=== WHAT IS ASKED ===
Nothing in the records may be left out or altered; reproduce them all exactly.

Raw records
[BEGIN]

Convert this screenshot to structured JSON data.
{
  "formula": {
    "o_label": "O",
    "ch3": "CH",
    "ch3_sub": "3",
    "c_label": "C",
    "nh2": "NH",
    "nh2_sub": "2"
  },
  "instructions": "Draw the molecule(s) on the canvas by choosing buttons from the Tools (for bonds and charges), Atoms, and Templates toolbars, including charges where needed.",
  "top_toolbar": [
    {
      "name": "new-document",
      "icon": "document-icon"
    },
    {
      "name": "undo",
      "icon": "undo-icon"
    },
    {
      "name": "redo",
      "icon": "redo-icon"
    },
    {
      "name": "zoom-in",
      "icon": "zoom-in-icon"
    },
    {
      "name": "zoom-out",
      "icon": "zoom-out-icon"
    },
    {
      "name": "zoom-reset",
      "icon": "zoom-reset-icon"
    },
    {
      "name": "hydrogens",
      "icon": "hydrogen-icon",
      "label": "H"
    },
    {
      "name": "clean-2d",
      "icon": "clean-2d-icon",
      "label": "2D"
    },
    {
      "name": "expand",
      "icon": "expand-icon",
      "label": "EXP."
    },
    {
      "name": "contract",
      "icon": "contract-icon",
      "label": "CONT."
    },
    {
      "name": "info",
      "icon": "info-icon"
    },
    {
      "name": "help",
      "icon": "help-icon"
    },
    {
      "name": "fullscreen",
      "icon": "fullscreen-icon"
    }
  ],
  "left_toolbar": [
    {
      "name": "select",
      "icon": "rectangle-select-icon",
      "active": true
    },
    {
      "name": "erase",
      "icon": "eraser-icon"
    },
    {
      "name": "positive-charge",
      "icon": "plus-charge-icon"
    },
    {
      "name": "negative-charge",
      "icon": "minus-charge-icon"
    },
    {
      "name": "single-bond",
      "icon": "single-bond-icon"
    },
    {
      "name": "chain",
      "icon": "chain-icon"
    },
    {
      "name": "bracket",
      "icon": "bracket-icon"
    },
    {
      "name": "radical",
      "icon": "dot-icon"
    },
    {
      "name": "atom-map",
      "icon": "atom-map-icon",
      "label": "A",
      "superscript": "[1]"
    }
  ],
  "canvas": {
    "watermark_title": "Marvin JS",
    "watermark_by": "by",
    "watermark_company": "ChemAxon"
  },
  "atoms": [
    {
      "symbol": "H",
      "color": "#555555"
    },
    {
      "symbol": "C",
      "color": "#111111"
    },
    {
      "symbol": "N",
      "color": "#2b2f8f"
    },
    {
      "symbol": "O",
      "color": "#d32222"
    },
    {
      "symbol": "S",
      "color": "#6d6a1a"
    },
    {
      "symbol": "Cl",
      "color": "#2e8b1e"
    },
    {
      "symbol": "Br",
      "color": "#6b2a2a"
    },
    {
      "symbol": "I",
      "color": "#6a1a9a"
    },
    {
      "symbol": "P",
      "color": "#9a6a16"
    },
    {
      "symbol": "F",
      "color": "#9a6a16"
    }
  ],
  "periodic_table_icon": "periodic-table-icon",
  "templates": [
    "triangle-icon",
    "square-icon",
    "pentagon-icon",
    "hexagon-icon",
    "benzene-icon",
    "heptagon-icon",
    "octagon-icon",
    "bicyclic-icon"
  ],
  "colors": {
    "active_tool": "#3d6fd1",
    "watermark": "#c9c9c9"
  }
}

[END]

=== FINAL ANSWER ===
Convert this screenshot to structured JSON data.
{
  "formula": {
    "o_label": "O",
    "ch3": "CH",
    "ch3_sub": "3",
    "c_label": "C",
    "nh2": "NH",
    "nh2_sub": "2"
  },
  "instructions": "Draw the molecule(s) on the canvas by choosing buttons from the Tools (for bonds and charges), Atoms, and Templates toolbars, including charges where needed.",
  "top_toolbar": [
    {
      "name": "new-document",
      "icon": "document-icon"
    },
    {
      "name": "undo",
      "icon": "undo-icon"
    },
    {
      "name": "redo",
      "icon": "redo-icon"
    },
    {
      "name": "zoom-in",
      "icon": "zoom-in-icon"
    },
    {
      "name": "zoom-out",
      "icon": "zoom-out-icon"
    },
    {
      "name": "zoom-reset",
      "icon": "zoom-reset-icon"
    },
    {
      "name": "hydrogens",
      "icon": "hydrogen-icon",
      "label": "H"
    },
    {
      "name": "clean-2d",
      "icon": "clean-2d-icon",
      "label": "2D"
    },
    {
      "name": "expand",
      "icon": "expand-icon",
      "label": "EXP."
    },
    {
      "name": "contract",
      "icon": "contract-icon",
      "label": "CONT."
    },
    {
      "name": "info",
      "icon": "info-icon"
    },
    {
      "name": "help",
      "icon": "help-icon"
    },
    {
      "name": "fullscreen",
      "icon": "fullscreen-icon"
    }
  ],
  "left_toolbar": [
    {
      "name": "select",
      "icon": "rectangle-select-icon",
      "active": true
    },
    {
      "name": "erase",
      "icon": "eraser-icon"
    },
    {
      "name": "positive-charge",
      "icon": "plus-charge-icon"
    },
    {
      "name": "negative-charge",
      "icon": "minus-charge-icon"
    },
    {
      "name": "single-bond",
      "icon": "single-bond-icon"
    },
    {
      "name": "chain",
      "icon": "chain-icon"
    },
    {
      "name": "bracket",
      "icon": "bracket-icon"
    },
    {
      "name": "radical",
      "icon": "dot-icon"
    },
    {
      "name": "atom-map",
      "icon": "atom-map-icon",
      "label": "A",
      "superscript": "[1]"
    }
  ],
  "canvas": {
    "watermark_title": "Marvin JS",
    "watermark_by": "by",
    "watermark_company": "ChemAxon"
  },
  "atoms": [
    {
      "symbol": "H",
      "color": "#555555"
    },
    {
      "symbol": "C",
      "color": "#111111"
    },
    {
      "symbol": "N",
      "color": "#2b2f8f"
    },
    {
      "symbol": "O",
      "color": "#d32222"
    },
    {
      "symbol": "S",
      "color": "#6d6a1a"
    },
    {
      "symbol": "Cl",
      "color": "#2e8b1e"
    },
    {
      "symbol": "Br",
      "color": "#6b2a2a"
    },
    {
      "symbol": "I",
      "color": "#6a1a9a"
    },
    {
      "symbol": "P",
      "color": "#9a6a16"
    },
    {
      "symbol": "F",
      "color": "#9a6a16"
    }
  ],
  "periodic_table_icon": "periodic-table-icon",
  "templates": [
    "triangle-icon",
    "square-icon",
    "pentagon-icon",
    "hexagon-icon",
    "benzene-icon",
    "heptagon-icon",
    "octagon-icon",
    "bicyclic-icon"
  ],
  "colors": {
    "active_tool": "#3d6fd1",
    "watermark": "#c9c9c9"
  }
}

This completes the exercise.